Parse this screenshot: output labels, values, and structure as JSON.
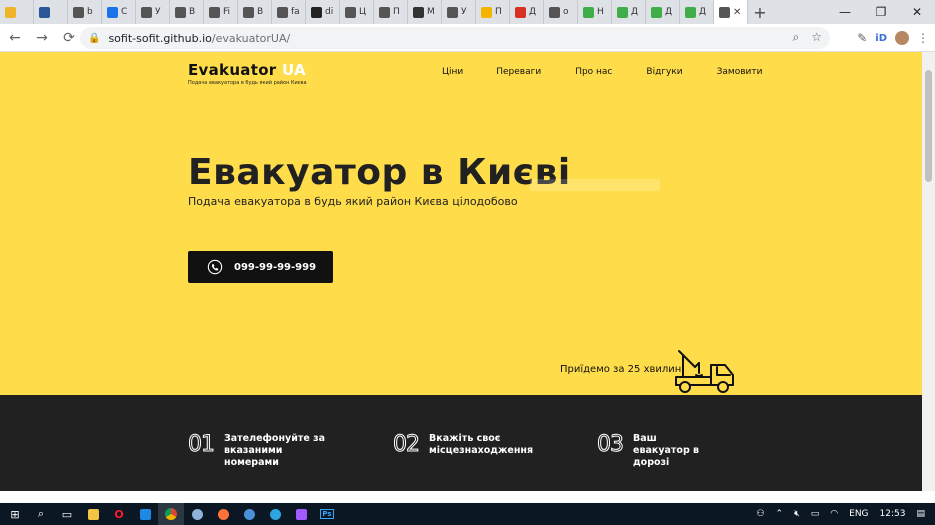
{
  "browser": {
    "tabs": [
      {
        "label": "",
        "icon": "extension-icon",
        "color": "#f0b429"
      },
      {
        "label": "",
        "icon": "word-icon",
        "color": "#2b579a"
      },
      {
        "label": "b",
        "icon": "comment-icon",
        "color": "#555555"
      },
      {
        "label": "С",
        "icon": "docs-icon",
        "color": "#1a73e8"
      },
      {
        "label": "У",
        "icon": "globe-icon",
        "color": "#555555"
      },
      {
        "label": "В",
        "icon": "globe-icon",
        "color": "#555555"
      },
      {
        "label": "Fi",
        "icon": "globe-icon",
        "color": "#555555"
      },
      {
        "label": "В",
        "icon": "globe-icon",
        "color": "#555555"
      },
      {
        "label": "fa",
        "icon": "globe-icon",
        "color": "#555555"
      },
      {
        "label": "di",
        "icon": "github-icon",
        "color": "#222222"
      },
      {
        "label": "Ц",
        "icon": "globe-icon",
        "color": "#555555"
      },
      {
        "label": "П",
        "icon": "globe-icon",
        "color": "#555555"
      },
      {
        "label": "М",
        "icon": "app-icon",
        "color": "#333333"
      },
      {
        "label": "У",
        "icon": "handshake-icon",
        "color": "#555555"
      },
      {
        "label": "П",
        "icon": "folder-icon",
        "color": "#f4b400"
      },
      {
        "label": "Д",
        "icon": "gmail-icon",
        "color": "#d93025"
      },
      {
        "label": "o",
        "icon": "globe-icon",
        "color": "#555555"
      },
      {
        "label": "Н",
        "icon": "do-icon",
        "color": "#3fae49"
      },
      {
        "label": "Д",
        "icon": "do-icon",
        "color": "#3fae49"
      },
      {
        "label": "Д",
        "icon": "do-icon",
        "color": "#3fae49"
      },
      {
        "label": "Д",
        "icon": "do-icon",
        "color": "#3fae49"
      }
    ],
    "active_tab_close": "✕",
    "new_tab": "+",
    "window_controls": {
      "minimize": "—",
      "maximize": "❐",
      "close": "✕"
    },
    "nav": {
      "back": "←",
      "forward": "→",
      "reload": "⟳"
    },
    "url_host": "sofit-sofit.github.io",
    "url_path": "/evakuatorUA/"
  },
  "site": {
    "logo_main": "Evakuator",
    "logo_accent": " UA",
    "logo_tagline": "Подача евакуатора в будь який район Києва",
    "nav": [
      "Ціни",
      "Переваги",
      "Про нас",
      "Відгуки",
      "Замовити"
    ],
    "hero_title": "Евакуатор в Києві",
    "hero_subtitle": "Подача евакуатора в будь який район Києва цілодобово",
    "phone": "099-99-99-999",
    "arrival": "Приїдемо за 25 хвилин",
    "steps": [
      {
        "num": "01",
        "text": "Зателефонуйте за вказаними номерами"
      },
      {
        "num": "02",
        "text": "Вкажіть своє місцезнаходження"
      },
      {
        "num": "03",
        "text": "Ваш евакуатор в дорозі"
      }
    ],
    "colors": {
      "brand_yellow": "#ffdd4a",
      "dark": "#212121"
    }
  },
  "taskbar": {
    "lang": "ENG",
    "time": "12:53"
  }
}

···

Aim of the exercise >> Return each line exactly as written. Any picture gets left out.

Problem solution >>
Parse this screenshot: output labels, values, and structure as JSON.
{
  "browser": {
    "tabs": [
      {
        "label": "",
        "icon": "extension-icon",
        "color": "#f0b429"
      },
      {
        "label": "",
        "icon": "word-icon",
        "color": "#2b579a"
      },
      {
        "label": "b",
        "icon": "comment-icon",
        "color": "#555555"
      },
      {
        "label": "С",
        "icon": "docs-icon",
        "color": "#1a73e8"
      },
      {
        "label": "У",
        "icon": "globe-icon",
        "color": "#555555"
      },
      {
        "label": "В",
        "icon": "globe-icon",
        "color": "#555555"
      },
      {
        "label": "Fi",
        "icon": "globe-icon",
        "color": "#555555"
      },
      {
        "label": "В",
        "icon": "globe-icon",
        "color": "#555555"
      },
      {
        "label": "fa",
        "icon": "globe-icon",
        "color": "#555555"
      },
      {
        "label": "di",
        "icon": "github-icon",
        "color": "#222222"
      },
      {
        "label": "Ц",
        "icon": "globe-icon",
        "color": "#555555"
      },
      {
        "label": "П",
        "icon": "globe-icon",
        "color": "#555555"
      },
      {
        "label": "М",
        "icon": "app-icon",
        "color": "#333333"
      },
      {
        "label": "У",
        "icon": "handshake-icon",
        "color": "#555555"
      },
      {
        "label": "П",
        "icon": "folder-icon",
        "color": "#f4b400"
      },
      {
        "label": "Д",
        "icon": "gmail-icon",
        "color": "#d93025"
      },
      {
        "label": "o",
        "icon": "globe-icon",
        "color": "#555555"
      },
      {
        "label": "Н",
        "icon": "do-icon",
        "color": "#3fae49"
      },
      {
        "label": "Д",
        "icon": "do-icon",
        "color": "#3fae49"
      },
      {
        "label": "Д",
        "icon": "do-icon",
        "color": "#3fae49"
      },
      {
        "label": "Д",
        "icon": "do-icon",
        "color": "#3fae49"
      }
    ],
    "active_tab_close": "✕",
    "new_tab": "+",
    "window_controls": {
      "minimize": "—",
      "maximize": "❐",
      "close": "✕"
    },
    "nav": {
      "back": "←",
      "forward": "→",
      "reload": "⟳"
    },
    "url_host": "sofit-sofit.github.io",
    "url_path": "/evakuatorUA/"
  },
  "site": {
    "logo_main": "Evakuator",
    "logo_accent": " UA",
    "logo_tagline": "Подача евакуатора в будь який район Києва",
    "nav": [
      "Ціни",
      "Переваги",
      "Про нас",
      "Відгуки",
      "Замовити"
    ],
    "hero_title": "Евакуатор в Києві",
    "hero_subtitle": "Подача евакуатора в будь який район Києва цілодобово",
    "phone": "099-99-99-999",
    "arrival": "Приїдемо за 25 хвилин",
    "steps": [
      {
        "num": "01",
        "text": "Зателефонуйте за вказаними номерами"
      },
      {
        "num": "02",
        "text": "Вкажіть своє місцезнаходження"
      },
      {
        "num": "03",
        "text": "Ваш евакуатор в дорозі"
      }
    ],
    "colors": {
      "brand_yellow": "#ffdd4a",
      "dark": "#212121"
    }
  },
  "taskbar": {
    "lang": "ENG",
    "time": "12:53"
  }
}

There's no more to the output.